THE REQUEST: Extract each line bearing the word "count".

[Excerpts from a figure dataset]
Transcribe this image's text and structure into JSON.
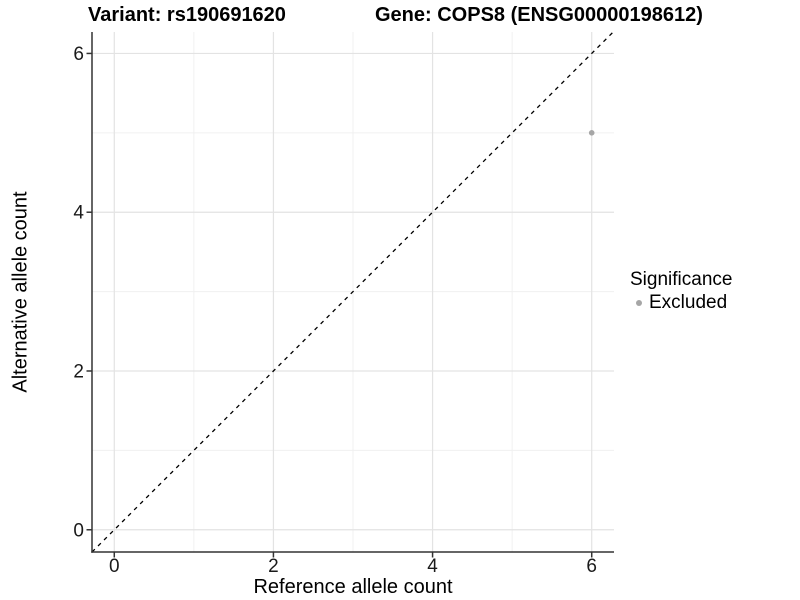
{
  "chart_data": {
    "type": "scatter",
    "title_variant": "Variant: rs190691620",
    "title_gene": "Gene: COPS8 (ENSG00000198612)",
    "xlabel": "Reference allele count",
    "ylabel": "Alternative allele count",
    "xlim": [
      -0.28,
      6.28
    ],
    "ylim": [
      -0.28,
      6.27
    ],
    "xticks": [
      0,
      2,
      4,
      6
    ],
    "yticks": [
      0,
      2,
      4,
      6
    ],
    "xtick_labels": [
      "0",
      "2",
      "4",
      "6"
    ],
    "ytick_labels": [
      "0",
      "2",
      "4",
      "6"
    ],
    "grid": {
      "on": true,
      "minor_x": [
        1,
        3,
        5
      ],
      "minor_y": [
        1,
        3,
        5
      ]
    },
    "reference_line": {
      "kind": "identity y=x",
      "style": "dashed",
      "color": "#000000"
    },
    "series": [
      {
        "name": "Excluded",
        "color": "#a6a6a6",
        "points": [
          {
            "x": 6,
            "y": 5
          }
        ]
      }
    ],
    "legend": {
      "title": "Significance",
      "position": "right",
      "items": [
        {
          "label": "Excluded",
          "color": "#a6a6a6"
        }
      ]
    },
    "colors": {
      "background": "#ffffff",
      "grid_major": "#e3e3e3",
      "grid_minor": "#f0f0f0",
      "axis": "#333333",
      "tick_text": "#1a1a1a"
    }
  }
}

* * *

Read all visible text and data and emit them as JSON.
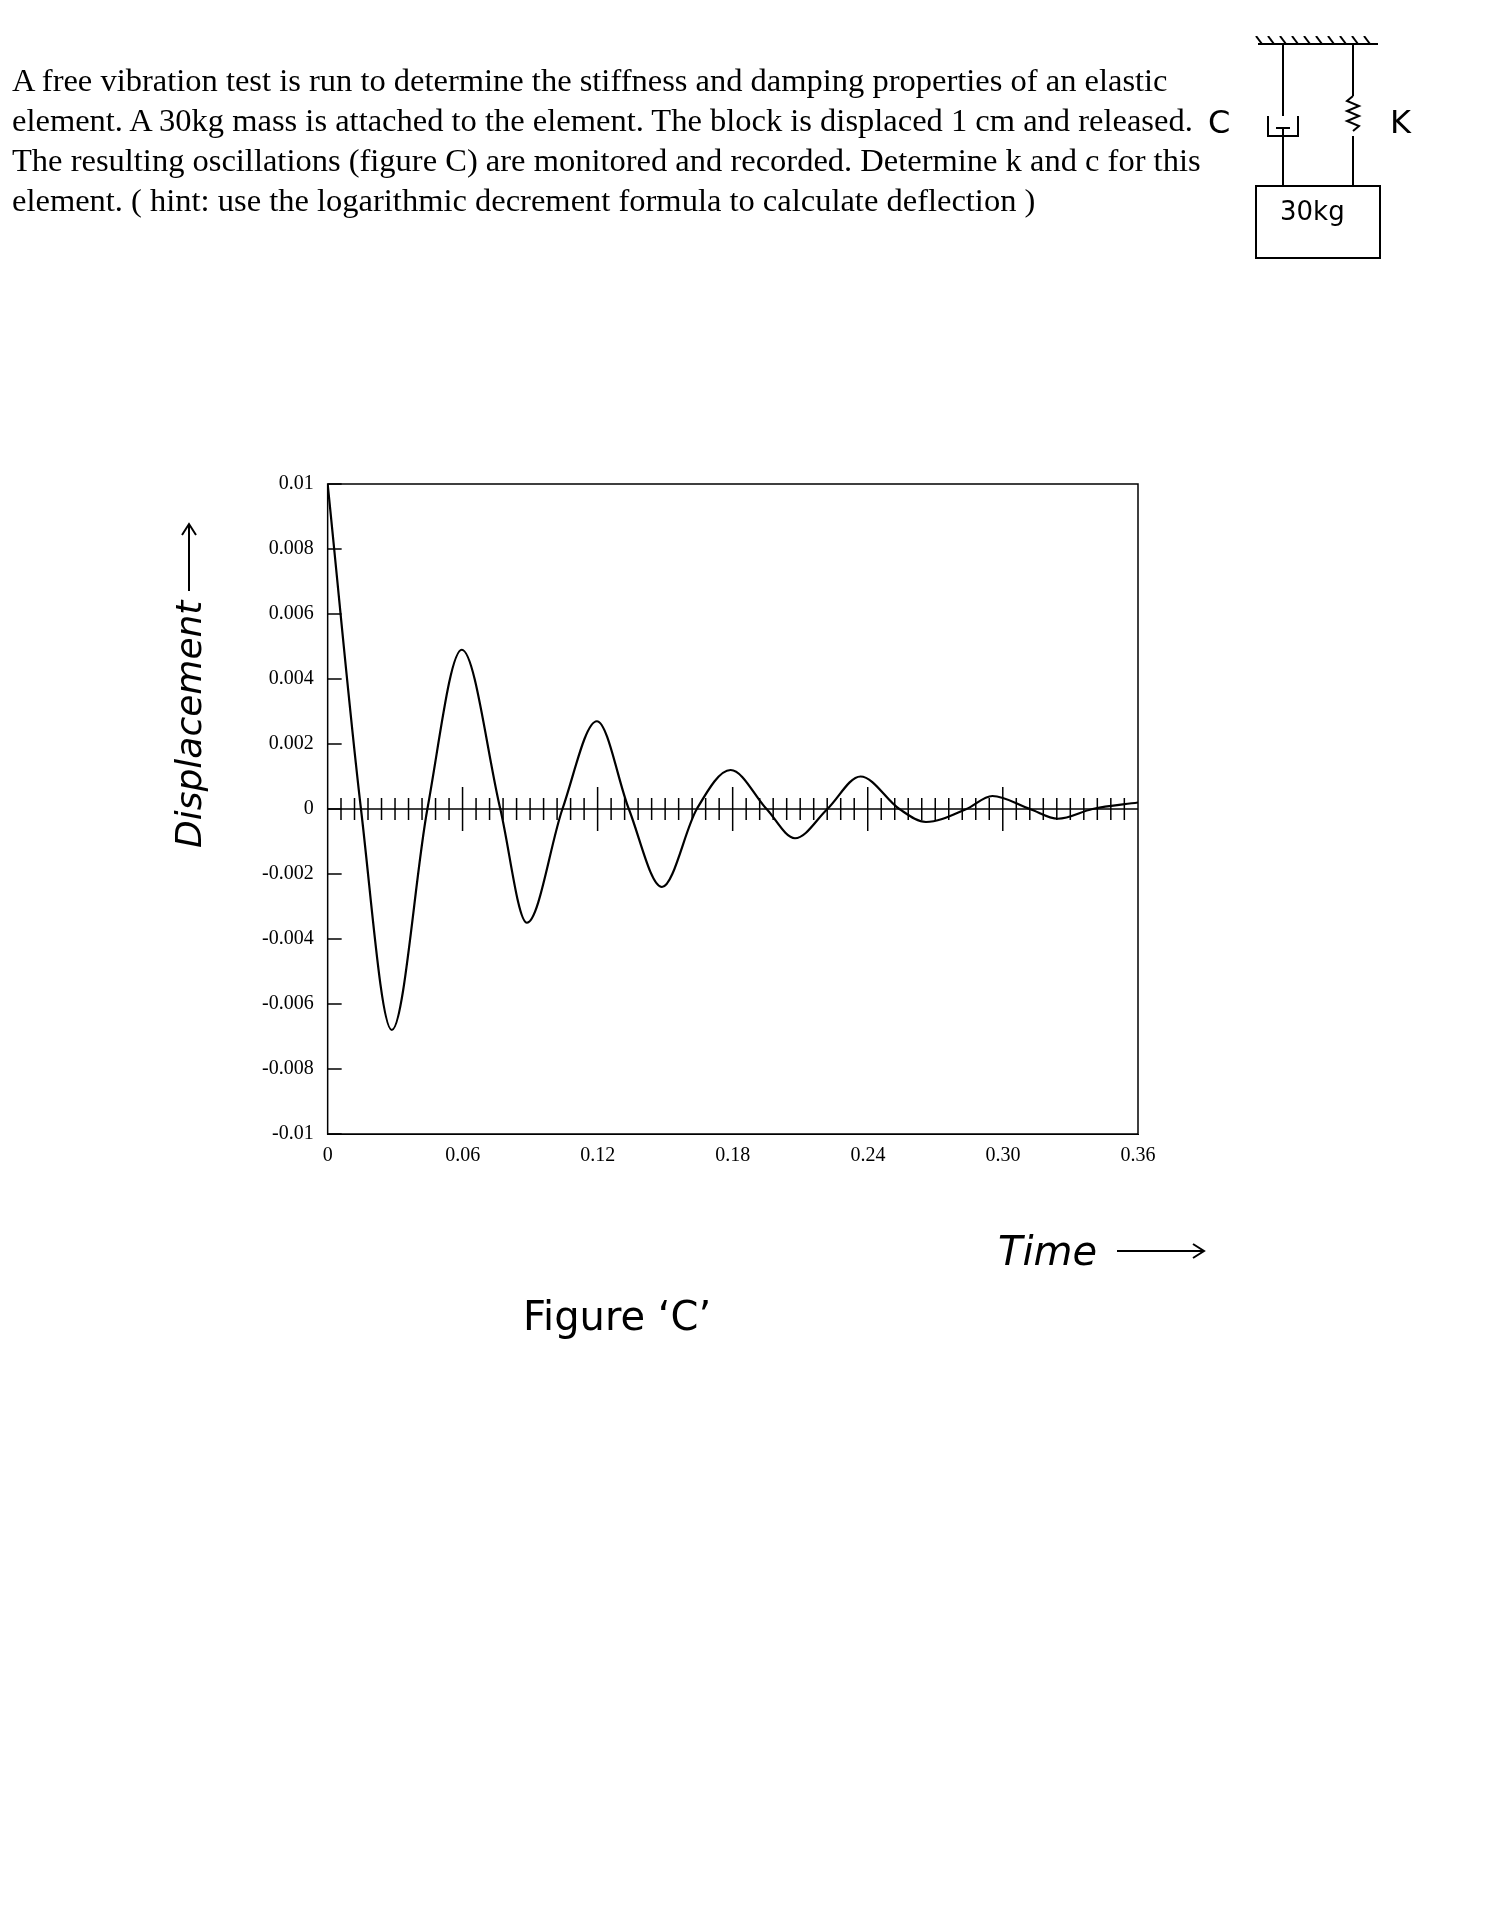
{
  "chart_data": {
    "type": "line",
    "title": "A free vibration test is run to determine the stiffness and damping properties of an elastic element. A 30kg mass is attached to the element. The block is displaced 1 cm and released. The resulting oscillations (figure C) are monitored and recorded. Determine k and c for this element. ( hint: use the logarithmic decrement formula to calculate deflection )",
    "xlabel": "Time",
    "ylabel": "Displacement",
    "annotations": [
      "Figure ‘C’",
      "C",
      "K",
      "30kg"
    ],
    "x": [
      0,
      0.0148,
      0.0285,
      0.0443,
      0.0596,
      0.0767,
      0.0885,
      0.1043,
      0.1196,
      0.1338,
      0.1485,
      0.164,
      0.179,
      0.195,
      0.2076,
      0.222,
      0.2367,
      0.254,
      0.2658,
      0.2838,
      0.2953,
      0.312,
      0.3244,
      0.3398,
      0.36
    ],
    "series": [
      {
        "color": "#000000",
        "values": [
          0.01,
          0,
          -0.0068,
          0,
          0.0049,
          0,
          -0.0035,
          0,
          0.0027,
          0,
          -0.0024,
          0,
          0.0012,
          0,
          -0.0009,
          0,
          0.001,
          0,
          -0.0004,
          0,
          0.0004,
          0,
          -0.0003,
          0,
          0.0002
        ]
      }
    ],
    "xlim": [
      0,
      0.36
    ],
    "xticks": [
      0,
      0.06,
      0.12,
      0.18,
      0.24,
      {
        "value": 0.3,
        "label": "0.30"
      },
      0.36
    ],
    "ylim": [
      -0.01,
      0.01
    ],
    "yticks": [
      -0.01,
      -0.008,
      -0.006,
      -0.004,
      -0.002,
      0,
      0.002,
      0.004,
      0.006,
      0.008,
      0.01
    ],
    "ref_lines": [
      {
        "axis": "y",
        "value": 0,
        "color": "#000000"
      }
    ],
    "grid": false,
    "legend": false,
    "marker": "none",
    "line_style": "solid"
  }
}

FINAL ANSWER:
    "xlabel": "Reference allele count",
    "ylabel": "Alternative allele count",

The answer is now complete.